=== Section Start ===
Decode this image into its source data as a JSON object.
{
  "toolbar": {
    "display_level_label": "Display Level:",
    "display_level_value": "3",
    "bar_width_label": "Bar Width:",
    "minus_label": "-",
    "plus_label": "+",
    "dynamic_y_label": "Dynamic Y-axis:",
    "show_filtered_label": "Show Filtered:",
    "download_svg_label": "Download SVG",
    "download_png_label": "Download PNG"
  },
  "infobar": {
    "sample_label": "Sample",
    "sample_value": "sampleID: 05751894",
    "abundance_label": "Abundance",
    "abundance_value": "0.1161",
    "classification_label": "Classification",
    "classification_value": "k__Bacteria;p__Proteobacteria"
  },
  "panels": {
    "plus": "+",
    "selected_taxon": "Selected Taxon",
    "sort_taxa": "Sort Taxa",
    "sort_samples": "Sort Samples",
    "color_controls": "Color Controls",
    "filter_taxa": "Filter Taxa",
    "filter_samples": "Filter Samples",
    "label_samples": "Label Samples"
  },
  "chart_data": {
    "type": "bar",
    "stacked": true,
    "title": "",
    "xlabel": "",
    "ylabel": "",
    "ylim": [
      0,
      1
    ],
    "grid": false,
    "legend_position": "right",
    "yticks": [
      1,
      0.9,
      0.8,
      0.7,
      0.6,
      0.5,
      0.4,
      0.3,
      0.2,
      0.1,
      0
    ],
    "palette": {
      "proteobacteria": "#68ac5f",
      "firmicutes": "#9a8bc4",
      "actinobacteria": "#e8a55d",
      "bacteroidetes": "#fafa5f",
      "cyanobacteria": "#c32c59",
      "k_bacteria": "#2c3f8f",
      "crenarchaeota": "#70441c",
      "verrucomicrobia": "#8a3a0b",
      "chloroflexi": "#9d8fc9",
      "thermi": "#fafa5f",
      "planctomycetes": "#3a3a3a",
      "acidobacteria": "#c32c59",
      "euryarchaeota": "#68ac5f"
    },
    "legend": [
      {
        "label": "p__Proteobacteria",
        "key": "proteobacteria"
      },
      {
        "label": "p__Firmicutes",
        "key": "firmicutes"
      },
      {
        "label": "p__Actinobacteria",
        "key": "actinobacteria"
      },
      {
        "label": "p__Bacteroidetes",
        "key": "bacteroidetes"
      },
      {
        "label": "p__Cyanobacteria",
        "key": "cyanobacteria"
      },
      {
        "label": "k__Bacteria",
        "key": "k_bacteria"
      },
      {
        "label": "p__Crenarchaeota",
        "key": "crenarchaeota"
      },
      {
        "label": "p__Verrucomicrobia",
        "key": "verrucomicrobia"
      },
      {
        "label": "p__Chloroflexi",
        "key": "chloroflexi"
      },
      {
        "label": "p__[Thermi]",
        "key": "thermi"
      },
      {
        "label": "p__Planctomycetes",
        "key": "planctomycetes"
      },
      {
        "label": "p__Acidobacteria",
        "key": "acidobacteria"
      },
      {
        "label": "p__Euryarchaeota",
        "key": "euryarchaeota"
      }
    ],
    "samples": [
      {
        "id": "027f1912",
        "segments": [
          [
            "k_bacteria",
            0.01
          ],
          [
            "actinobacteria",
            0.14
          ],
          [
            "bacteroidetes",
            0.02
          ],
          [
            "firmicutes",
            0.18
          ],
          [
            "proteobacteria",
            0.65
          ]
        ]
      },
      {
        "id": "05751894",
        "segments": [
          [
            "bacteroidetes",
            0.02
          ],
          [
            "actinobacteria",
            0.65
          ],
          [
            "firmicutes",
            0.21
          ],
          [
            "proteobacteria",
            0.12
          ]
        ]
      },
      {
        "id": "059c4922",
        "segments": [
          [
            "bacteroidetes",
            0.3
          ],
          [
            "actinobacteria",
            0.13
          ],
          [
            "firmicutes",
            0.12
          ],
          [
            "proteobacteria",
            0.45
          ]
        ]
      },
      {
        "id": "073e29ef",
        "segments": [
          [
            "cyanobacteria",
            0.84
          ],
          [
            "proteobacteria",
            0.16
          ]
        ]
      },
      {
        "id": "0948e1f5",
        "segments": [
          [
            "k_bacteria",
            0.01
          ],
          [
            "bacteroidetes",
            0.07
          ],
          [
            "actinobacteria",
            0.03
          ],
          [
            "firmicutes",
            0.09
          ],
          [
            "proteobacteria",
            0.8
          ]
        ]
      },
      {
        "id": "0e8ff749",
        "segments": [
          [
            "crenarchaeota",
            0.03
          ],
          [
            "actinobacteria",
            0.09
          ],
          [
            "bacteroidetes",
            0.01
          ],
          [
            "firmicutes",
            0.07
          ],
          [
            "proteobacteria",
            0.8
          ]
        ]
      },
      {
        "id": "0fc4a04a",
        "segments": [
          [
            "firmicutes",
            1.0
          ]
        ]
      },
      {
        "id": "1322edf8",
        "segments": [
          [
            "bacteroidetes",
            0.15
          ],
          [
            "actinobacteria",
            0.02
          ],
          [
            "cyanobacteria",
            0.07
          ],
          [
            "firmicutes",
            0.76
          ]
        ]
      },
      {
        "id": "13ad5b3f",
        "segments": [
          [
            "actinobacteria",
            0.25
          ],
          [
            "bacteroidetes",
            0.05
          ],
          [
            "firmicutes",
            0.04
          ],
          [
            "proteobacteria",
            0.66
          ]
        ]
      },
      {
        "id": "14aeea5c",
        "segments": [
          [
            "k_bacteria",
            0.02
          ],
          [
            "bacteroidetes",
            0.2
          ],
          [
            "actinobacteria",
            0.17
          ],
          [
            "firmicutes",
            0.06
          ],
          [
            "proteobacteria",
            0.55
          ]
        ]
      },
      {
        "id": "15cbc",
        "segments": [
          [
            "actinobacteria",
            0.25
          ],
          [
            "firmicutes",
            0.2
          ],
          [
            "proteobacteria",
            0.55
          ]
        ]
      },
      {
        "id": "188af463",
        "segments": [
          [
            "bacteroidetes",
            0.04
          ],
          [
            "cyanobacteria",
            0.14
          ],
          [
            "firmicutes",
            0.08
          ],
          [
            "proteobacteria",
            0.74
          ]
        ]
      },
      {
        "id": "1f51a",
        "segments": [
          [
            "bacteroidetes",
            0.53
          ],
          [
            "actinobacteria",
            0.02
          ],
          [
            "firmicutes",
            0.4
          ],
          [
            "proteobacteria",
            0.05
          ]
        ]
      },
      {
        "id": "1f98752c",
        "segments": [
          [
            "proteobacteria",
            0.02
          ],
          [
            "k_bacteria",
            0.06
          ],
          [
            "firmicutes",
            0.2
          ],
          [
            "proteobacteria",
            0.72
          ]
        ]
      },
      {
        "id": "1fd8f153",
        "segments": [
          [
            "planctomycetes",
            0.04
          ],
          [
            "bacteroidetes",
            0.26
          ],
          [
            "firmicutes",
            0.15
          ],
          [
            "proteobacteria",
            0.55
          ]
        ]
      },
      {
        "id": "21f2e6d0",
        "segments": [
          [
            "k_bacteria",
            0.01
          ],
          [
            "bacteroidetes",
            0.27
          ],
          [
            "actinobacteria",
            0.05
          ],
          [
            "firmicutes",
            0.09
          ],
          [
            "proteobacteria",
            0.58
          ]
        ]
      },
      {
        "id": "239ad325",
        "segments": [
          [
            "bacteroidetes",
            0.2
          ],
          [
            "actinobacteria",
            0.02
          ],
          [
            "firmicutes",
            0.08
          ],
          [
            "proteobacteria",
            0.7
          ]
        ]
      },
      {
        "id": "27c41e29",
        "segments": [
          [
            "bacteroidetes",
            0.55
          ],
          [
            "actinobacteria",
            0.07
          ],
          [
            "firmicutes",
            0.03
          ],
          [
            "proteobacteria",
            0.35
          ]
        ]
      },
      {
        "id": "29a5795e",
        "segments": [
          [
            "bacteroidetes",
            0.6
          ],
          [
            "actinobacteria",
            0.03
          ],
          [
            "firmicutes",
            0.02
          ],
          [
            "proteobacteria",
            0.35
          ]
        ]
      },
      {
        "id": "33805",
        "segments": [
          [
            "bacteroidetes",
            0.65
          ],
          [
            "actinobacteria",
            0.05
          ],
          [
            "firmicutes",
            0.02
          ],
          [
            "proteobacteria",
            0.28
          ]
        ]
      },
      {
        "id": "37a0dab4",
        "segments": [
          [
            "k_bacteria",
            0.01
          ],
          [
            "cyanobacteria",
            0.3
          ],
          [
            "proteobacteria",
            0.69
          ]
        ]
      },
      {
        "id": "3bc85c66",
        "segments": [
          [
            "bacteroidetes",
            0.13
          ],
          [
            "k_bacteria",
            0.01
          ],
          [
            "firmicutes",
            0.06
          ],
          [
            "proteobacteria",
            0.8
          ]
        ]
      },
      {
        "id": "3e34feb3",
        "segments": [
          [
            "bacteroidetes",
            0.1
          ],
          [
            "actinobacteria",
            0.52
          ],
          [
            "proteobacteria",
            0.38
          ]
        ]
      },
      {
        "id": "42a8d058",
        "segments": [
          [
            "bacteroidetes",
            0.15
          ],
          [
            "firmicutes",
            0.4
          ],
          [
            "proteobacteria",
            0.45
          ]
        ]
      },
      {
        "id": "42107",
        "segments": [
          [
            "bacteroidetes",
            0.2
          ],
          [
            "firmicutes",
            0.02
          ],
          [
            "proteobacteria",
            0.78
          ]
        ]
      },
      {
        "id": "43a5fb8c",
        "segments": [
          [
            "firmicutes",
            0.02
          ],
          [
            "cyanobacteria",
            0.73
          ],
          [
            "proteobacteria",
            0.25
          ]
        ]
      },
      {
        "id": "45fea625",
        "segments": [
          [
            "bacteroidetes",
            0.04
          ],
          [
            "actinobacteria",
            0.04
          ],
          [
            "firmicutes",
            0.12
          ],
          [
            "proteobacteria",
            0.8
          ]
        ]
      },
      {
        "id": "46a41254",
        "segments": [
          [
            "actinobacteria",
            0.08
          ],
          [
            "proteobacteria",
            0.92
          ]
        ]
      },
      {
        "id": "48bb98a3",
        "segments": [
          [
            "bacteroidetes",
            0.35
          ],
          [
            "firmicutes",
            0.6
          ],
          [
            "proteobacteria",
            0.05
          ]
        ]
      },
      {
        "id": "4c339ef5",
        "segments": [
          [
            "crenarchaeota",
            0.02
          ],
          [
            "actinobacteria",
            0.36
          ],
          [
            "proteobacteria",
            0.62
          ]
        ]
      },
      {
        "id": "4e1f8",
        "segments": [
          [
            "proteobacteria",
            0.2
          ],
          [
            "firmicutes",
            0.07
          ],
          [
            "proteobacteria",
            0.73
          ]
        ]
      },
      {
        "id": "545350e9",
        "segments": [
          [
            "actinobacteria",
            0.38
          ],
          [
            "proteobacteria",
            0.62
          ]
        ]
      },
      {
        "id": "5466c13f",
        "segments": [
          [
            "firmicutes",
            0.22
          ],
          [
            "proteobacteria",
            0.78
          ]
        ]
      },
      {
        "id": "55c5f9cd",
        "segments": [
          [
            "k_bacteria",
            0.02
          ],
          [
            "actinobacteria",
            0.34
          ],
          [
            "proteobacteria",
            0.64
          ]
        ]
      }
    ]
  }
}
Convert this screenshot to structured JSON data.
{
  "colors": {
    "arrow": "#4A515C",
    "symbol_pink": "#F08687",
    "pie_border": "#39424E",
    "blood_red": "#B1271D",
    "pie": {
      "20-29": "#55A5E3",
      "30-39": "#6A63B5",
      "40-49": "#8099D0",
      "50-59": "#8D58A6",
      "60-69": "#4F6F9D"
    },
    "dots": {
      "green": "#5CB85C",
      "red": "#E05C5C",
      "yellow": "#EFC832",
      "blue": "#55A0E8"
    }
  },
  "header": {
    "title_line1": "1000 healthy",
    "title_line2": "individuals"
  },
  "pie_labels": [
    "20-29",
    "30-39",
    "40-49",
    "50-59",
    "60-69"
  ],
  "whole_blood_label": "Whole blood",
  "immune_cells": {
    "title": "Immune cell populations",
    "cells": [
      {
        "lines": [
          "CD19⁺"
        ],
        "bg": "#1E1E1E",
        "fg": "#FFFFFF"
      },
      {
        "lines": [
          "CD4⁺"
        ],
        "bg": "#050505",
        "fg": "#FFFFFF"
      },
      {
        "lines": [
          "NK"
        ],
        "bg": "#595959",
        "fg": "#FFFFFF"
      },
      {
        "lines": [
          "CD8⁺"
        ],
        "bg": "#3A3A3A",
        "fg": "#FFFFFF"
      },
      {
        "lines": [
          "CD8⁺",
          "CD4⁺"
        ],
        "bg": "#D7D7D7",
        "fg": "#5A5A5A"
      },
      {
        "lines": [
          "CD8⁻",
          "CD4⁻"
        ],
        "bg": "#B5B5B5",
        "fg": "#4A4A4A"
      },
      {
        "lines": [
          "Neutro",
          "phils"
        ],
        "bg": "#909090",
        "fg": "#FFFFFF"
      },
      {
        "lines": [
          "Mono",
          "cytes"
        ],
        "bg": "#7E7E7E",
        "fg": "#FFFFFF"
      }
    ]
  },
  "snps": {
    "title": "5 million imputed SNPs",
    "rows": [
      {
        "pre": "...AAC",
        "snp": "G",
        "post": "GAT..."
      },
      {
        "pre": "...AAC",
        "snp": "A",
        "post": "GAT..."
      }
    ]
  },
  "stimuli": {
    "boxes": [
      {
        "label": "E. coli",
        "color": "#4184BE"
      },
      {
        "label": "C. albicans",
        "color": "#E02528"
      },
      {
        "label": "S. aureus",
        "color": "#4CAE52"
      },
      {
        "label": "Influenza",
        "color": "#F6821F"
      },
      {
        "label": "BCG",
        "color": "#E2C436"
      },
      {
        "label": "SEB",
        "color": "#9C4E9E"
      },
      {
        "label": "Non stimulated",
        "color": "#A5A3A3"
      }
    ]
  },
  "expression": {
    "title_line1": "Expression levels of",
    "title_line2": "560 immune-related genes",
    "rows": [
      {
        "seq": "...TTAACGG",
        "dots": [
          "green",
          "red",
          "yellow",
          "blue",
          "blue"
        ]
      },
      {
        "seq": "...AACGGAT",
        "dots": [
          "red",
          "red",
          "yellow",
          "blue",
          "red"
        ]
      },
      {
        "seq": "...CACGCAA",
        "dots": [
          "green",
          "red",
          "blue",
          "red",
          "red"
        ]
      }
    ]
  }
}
=== Section End ===
Copy each line from the data above that includes "this".

▶ Solved problem:
Decode this image into its source data as a JSON object.
Convert this screenshot to structured JSON data.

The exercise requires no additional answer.